* start Information supplied *
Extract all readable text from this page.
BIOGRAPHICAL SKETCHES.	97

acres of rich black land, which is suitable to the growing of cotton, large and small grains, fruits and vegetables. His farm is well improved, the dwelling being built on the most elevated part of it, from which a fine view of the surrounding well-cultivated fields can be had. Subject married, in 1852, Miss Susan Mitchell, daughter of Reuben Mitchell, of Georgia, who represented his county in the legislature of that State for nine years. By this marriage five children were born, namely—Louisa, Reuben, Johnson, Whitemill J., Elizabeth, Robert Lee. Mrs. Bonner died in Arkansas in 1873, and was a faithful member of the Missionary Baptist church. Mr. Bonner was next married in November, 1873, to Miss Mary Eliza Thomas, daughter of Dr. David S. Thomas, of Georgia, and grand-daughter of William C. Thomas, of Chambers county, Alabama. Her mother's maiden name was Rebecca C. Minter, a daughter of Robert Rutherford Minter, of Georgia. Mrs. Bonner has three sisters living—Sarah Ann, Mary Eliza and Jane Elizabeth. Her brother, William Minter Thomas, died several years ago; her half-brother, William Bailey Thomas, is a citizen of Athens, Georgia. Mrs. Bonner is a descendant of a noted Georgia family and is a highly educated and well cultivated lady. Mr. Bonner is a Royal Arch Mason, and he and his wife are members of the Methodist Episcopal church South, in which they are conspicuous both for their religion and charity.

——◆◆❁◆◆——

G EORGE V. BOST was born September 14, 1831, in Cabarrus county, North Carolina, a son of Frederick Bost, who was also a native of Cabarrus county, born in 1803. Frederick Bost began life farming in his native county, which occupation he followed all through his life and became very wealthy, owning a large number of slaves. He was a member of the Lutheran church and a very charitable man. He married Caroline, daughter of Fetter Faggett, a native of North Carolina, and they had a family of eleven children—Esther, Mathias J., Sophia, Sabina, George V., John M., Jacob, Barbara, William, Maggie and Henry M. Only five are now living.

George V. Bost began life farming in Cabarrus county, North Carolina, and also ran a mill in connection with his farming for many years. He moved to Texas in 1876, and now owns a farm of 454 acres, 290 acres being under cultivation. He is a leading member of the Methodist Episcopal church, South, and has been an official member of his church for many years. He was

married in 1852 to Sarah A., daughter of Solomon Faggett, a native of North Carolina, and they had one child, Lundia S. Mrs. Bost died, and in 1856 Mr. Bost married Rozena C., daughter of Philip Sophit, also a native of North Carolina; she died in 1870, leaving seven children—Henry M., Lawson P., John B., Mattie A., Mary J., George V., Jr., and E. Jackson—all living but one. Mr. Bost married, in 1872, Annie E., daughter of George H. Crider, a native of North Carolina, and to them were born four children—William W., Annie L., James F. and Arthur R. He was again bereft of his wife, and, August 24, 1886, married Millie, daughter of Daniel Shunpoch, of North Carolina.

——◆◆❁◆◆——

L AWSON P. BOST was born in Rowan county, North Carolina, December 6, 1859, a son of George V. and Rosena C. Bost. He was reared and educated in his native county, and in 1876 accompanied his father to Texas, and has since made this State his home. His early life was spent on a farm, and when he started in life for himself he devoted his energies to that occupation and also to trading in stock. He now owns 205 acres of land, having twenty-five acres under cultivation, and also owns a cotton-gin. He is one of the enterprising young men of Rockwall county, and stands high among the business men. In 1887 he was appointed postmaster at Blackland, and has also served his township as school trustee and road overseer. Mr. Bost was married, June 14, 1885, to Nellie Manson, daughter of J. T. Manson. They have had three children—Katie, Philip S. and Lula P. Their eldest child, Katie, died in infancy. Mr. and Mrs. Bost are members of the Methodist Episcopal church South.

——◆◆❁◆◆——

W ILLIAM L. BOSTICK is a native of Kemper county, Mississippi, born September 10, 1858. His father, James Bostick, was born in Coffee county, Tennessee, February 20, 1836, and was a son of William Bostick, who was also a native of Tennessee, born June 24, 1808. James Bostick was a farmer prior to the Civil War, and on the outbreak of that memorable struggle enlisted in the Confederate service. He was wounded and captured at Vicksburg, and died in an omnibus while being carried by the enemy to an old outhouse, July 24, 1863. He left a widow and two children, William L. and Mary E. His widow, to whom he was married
* end Information supplied *
- **The request**
Your task is to return the full listing exactly as it was given.

- **Answer in full**
Extract all readable text from this page.
BIOGRAPHICAL SKETCHES.	97

acres of rich black land, which is suitable to the growing of cotton, large and small grains, fruits and vegetables. His farm is well improved, the dwelling being built on the most elevated part of it, from which a fine view of the surrounding well-cultivated fields can be had. Subject married, in 1852, Miss Susan Mitchell, daughter of Reuben Mitchell, of Georgia, who represented his county in the legislature of that State for nine years. By this marriage five children were born, namely—Louisa, Reuben, Johnson, Whitemill J., Elizabeth, Robert Lee. Mrs. Bonner died in Arkansas in 1873, and was a faithful member of the Missionary Baptist church. Mr. Bonner was next married in November, 1873, to Miss Mary Eliza Thomas, daughter of Dr. David S. Thomas, of Georgia, and grand-daughter of William C. Thomas, of Chambers county, Alabama. Her mother's maiden name was Rebecca C. Minter, a daughter of Robert Rutherford Minter, of Georgia. Mrs. Bonner has three sisters living—Sarah Ann, Mary Eliza and Jane Elizabeth. Her brother, William Minter Thomas, died several years ago; her half-brother, William Bailey Thomas, is a citizen of Athens, Georgia. Mrs. Bonner is a descendant of a noted Georgia family and is a highly educated and well cultivated lady. Mr. Bonner is a Royal Arch Mason, and he and his wife are members of the Methodist Episcopal church South, in which they are conspicuous both for their religion and charity.

——◆◆❁◆◆——

G EORGE V. BOST was born September 14, 1831, in Cabarrus county, North Carolina, a son of Frederick Bost, who was also a native of Cabarrus county, born in 1803. Frederick Bost began life farming in his native county, which occupation he followed all through his life and became very wealthy, owning a large number of slaves. He was a member of the Lutheran church and a very charitable man. He married Caroline, daughter of Fetter Faggett, a native of North Carolina, and they had a family of eleven children—Esther, Mathias J., Sophia, Sabina, George V., John M., Jacob, Barbara, William, Maggie and Henry M. Only five are now living.

George V. Bost began life farming in Cabarrus county, North Carolina, and also ran a mill in connection with his farming for many years. He moved to Texas in 1876, and now owns a farm of 454 acres, 290 acres being under cultivation. He is a leading member of the Methodist Episcopal church, South, and has been an official member of his church for many years. He was

married in 1852 to Sarah A., daughter of Solomon Faggett, a native of North Carolina, and they had one child, Lundia S. Mrs. Bost died, and in 1856 Mr. Bost married Rozena C., daughter of Philip Sophit, also a native of North Carolina; she died in 1870, leaving seven children—Henry M., Lawson P., John B., Mattie A., Mary J., George V., Jr., and E. Jackson—all living but one. Mr. Bost married, in 1872, Annie E., daughter of George H. Crider, a native of North Carolina, and to them were born four children—William W., Annie L., James F. and Arthur R. He was again bereft of his wife, and, August 24, 1886, married Millie, daughter of Daniel Shunpoch, of North Carolina.

——◆◆❁◆◆——

L AWSON P. BOST was born in Rowan county, North Carolina, December 6, 1859, a son of George V. and Rosena C. Bost. He was reared and educated in his native county, and in 1876 accompanied his father to Texas, and has since made this State his home. His early life was spent on a farm, and when he started in life for himself he devoted his energies to that occupation and also to trading in stock. He now owns 205 acres of land, having twenty-five acres under cultivation, and also owns a cotton-gin. He is one of the enterprising young men of Rockwall county, and stands high among the business men. In 1887 he was appointed postmaster at Blackland, and has also served his township as school trustee and road overseer. Mr. Bost was married, June 14, 1885, to Nellie Manson, daughter of J. T. Manson. They have had three children—Katie, Philip S. and Lula P. Their eldest child, Katie, died in infancy. Mr. and Mrs. Bost are members of the Methodist Episcopal church South.

——◆◆❁◆◆——

W ILLIAM L. BOSTICK is a native of Kemper county, Mississippi, born September 10, 1858. His father, James Bostick, was born in Coffee county, Tennessee, February 20, 1836, and was a son of William Bostick, who was also a native of Tennessee, born June 24, 1808. James Bostick was a farmer prior to the Civil War, and on the outbreak of that memorable struggle enlisted in the Confederate service. He was wounded and captured at Vicksburg, and died in an omnibus while being carried by the enemy to an old outhouse, July 24, 1863. He left a widow and two children, William L. and Mary E. His widow, to whom he was married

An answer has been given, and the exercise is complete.